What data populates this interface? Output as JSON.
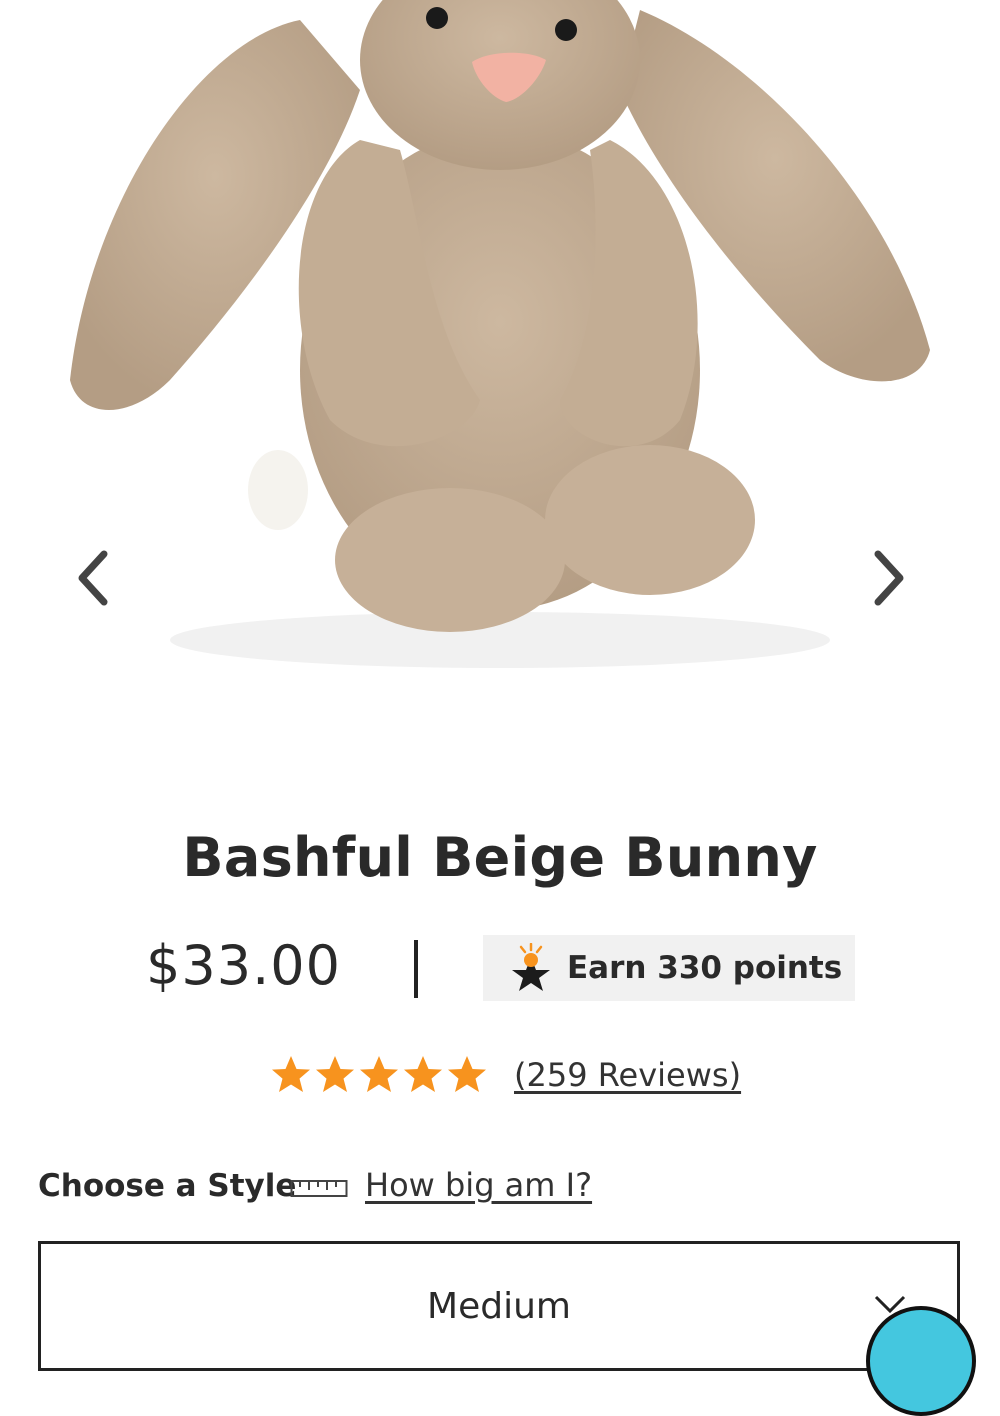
{
  "product": {
    "title": "Bashful Beige Bunny",
    "price": "$33.00",
    "price_separator": "|",
    "points_text": "Earn 330 points",
    "reviews_text": "(259 Reviews)",
    "rating_stars": 5,
    "star_color": "#f7931e"
  },
  "gallery": {
    "image_subject": "beige bunny plush toy",
    "prev_icon": "chevron-left-icon",
    "next_icon": "chevron-right-icon"
  },
  "style_selector": {
    "label": "Choose a Style",
    "size_link": "How big am I?",
    "selected_value": "Medium"
  },
  "colors": {
    "text": "#2a2a2a",
    "badge_background": "#f1f1f1",
    "chat_bubble": "#44c7df"
  }
}
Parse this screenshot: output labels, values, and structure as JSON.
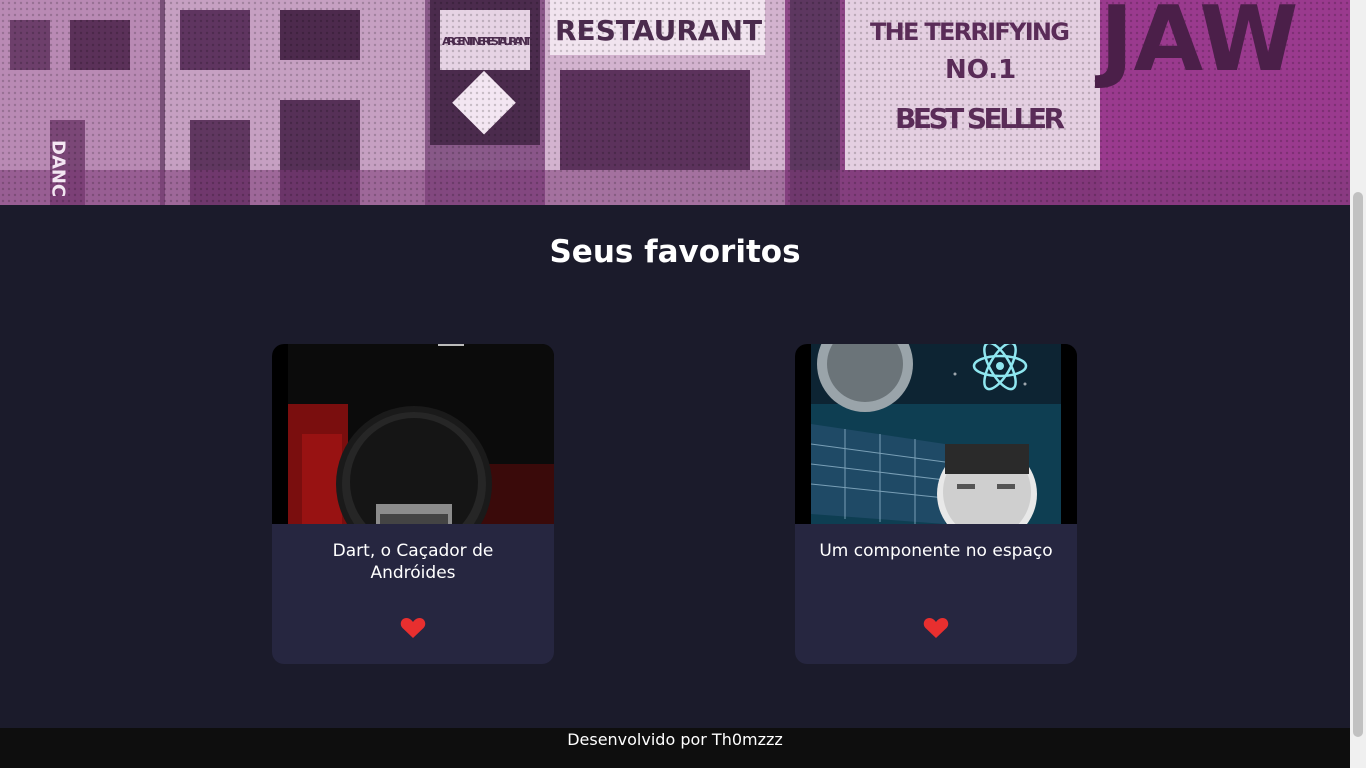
{
  "banner": {
    "signs": [
      "RESTAURANT",
      "ARGENTINE RESTAURANT",
      "THE TERRIFYING",
      "NO.1",
      "BEST SELLER",
      "DANC",
      "JAW"
    ]
  },
  "main": {
    "title": "Seus favoritos"
  },
  "cards": [
    {
      "title": "Dart, o Caçador de Andróides",
      "icon": "heart-icon",
      "favorited": true
    },
    {
      "title": "Um componente no espaço",
      "icon": "heart-icon",
      "favorited": true
    }
  ],
  "footer": {
    "text": "Desenvolvido por Th0mzzz"
  },
  "colors": {
    "background": "#1b1b2b",
    "card": "#262640",
    "heart": "#e82f2f",
    "footer": "#0e0e0e"
  }
}
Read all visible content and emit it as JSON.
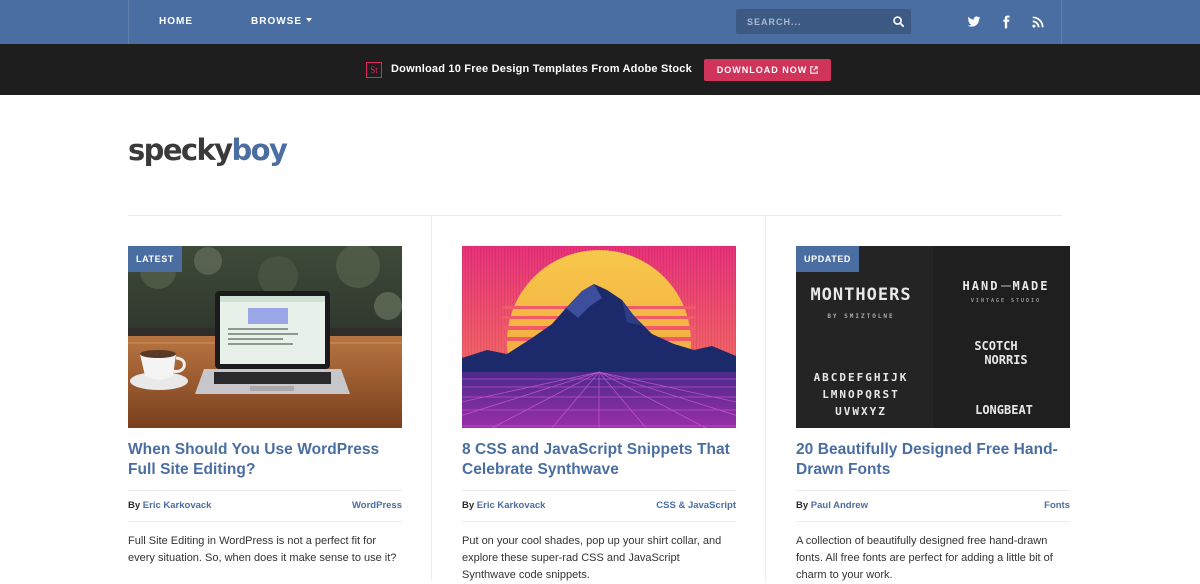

##########

■ **Task brief**:
Copy out every line of the data that includes the word "this".

■ **Answer in full**:
What data populates this interface? Output as JSON.
Parse this screenshot: output labels, values, and structure as JSON.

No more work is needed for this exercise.